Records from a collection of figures

◆ ◆ ◆ ◆

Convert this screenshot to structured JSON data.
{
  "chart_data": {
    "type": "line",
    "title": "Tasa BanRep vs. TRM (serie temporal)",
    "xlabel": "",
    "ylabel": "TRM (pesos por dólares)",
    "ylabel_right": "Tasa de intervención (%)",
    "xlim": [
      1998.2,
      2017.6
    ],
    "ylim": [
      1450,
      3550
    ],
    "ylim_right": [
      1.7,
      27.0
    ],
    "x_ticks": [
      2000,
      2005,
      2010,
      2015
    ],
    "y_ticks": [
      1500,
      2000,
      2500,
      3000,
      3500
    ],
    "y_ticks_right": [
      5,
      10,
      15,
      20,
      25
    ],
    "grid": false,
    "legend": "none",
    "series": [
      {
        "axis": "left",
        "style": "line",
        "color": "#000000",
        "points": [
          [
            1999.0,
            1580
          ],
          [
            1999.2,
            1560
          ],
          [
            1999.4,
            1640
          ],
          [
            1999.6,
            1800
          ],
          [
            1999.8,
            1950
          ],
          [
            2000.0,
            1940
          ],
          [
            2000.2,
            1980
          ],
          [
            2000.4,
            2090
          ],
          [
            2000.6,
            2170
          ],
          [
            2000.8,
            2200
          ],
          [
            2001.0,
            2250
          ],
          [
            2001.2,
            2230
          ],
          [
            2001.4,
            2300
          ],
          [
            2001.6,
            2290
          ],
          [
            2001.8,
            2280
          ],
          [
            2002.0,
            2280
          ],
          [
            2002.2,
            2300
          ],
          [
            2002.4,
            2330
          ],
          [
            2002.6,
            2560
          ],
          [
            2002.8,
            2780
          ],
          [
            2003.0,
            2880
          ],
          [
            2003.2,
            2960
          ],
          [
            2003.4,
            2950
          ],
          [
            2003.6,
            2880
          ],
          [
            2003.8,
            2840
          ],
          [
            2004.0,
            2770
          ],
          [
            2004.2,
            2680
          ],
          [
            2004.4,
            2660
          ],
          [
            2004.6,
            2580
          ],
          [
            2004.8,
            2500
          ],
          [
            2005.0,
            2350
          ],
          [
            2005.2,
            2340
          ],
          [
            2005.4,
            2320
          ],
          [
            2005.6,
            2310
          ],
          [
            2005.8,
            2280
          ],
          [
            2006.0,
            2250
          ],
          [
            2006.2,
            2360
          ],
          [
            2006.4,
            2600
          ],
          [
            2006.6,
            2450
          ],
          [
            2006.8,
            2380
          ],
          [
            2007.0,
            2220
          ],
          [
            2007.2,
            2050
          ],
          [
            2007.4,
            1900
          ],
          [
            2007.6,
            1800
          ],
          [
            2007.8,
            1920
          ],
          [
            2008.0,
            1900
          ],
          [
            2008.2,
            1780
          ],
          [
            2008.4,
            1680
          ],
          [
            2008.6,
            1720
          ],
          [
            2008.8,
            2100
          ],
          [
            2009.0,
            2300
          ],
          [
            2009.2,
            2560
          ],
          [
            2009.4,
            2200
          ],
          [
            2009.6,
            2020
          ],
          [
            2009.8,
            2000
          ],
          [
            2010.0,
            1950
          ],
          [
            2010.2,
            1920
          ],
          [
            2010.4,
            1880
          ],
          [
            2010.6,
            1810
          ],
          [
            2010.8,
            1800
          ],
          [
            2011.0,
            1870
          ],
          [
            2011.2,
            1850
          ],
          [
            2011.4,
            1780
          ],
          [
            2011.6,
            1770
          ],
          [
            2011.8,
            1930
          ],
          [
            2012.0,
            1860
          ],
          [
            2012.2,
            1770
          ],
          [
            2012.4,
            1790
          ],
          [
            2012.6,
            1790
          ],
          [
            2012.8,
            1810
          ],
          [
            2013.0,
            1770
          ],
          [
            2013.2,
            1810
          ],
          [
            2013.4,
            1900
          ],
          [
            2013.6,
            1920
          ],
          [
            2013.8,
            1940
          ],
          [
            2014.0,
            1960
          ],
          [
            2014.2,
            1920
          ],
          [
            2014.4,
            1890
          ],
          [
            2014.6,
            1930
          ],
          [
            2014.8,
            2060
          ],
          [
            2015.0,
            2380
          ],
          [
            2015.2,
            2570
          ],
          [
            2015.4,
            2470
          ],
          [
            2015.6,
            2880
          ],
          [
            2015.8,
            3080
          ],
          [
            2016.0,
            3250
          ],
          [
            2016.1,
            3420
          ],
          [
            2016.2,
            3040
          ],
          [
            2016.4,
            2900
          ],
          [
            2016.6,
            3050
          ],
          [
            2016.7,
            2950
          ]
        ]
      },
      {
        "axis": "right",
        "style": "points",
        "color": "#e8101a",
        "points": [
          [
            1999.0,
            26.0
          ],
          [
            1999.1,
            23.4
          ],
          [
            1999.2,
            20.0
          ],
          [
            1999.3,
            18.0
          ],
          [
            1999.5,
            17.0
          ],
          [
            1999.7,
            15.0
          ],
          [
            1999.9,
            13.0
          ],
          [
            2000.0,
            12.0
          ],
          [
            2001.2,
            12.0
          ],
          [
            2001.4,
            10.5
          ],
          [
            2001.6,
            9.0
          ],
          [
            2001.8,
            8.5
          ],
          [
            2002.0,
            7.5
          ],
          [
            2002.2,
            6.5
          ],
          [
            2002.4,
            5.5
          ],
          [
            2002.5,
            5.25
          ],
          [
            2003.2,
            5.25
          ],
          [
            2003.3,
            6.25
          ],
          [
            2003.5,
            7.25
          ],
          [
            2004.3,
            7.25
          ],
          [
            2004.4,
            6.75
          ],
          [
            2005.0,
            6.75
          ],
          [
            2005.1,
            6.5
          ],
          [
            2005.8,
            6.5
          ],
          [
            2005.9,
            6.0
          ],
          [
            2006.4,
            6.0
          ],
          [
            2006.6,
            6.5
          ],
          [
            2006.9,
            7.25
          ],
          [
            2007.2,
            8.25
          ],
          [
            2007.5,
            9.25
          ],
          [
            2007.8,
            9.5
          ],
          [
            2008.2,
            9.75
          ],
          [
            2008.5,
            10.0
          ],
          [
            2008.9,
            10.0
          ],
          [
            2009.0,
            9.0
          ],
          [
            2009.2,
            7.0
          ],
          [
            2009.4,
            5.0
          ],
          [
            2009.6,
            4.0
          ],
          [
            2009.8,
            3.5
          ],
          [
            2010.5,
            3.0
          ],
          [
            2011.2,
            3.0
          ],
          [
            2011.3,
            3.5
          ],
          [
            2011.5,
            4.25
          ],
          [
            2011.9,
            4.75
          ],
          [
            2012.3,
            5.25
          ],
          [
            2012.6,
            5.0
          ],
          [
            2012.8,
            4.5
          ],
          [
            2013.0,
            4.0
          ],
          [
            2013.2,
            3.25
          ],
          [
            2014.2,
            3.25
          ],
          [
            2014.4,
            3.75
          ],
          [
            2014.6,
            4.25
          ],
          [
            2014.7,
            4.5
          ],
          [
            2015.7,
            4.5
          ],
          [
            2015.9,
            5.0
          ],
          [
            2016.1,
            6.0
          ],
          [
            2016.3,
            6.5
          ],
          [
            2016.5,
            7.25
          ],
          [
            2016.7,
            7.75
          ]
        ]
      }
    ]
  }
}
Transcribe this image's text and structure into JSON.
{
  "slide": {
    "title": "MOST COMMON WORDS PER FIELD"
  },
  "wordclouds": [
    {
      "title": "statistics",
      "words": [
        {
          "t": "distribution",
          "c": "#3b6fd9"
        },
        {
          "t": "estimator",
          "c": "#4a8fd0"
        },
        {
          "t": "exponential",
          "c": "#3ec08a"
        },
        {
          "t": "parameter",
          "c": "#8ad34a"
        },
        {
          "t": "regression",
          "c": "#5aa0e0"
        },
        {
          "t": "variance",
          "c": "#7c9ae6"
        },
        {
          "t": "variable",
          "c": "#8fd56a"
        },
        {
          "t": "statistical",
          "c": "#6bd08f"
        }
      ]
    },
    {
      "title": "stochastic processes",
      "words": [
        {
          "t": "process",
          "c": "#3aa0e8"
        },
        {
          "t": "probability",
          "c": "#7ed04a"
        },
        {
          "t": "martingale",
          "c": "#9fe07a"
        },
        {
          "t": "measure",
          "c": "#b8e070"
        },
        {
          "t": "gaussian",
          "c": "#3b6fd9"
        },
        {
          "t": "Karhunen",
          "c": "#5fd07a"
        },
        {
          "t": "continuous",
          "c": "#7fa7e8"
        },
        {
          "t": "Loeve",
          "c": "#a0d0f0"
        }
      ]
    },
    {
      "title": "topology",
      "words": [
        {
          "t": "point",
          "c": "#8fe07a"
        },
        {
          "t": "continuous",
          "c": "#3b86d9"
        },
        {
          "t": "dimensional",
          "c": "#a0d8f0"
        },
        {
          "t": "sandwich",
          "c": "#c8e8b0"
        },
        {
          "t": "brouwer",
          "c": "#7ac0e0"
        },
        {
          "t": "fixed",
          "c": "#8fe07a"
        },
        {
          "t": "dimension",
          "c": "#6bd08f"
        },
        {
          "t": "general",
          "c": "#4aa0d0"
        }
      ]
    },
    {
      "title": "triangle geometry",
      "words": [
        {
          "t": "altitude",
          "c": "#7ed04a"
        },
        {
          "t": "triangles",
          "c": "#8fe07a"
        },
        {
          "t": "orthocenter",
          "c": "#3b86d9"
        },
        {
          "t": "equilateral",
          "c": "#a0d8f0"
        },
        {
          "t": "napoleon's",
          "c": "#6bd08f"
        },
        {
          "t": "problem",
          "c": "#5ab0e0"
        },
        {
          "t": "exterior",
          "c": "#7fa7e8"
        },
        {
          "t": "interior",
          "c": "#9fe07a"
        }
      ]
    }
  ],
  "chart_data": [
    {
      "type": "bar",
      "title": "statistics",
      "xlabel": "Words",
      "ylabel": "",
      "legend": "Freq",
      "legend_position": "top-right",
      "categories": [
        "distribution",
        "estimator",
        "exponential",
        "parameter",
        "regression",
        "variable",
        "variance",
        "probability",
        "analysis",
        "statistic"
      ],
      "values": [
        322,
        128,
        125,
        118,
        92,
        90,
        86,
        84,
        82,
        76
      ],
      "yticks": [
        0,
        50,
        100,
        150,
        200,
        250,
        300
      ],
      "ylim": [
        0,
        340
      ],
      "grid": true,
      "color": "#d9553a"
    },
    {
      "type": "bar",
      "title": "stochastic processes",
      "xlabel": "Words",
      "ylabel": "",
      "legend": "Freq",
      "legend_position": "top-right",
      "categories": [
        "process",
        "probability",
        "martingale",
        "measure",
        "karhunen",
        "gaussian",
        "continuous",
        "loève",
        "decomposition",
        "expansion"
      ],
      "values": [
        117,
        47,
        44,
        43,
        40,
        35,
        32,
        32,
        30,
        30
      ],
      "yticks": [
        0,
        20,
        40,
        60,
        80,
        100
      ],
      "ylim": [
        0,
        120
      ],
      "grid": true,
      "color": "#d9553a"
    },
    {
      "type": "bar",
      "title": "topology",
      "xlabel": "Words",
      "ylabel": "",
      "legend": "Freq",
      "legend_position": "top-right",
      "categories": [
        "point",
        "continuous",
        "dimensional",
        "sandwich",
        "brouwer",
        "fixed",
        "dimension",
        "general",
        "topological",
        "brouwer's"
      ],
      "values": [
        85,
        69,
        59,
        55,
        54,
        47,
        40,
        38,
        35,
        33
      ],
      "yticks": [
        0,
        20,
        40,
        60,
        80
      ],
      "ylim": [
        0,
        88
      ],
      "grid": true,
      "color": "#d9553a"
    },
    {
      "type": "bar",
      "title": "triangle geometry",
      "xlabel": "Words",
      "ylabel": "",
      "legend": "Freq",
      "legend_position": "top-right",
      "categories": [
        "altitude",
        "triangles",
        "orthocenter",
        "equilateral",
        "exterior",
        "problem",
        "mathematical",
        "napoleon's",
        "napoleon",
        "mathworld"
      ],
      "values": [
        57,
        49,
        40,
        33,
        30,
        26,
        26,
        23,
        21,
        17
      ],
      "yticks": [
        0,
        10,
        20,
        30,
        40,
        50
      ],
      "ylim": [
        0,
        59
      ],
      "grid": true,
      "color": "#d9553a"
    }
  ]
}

◆ ◆ ◆ ◆

Count how many lines above include the word "JSON" and answer with that figure only.

2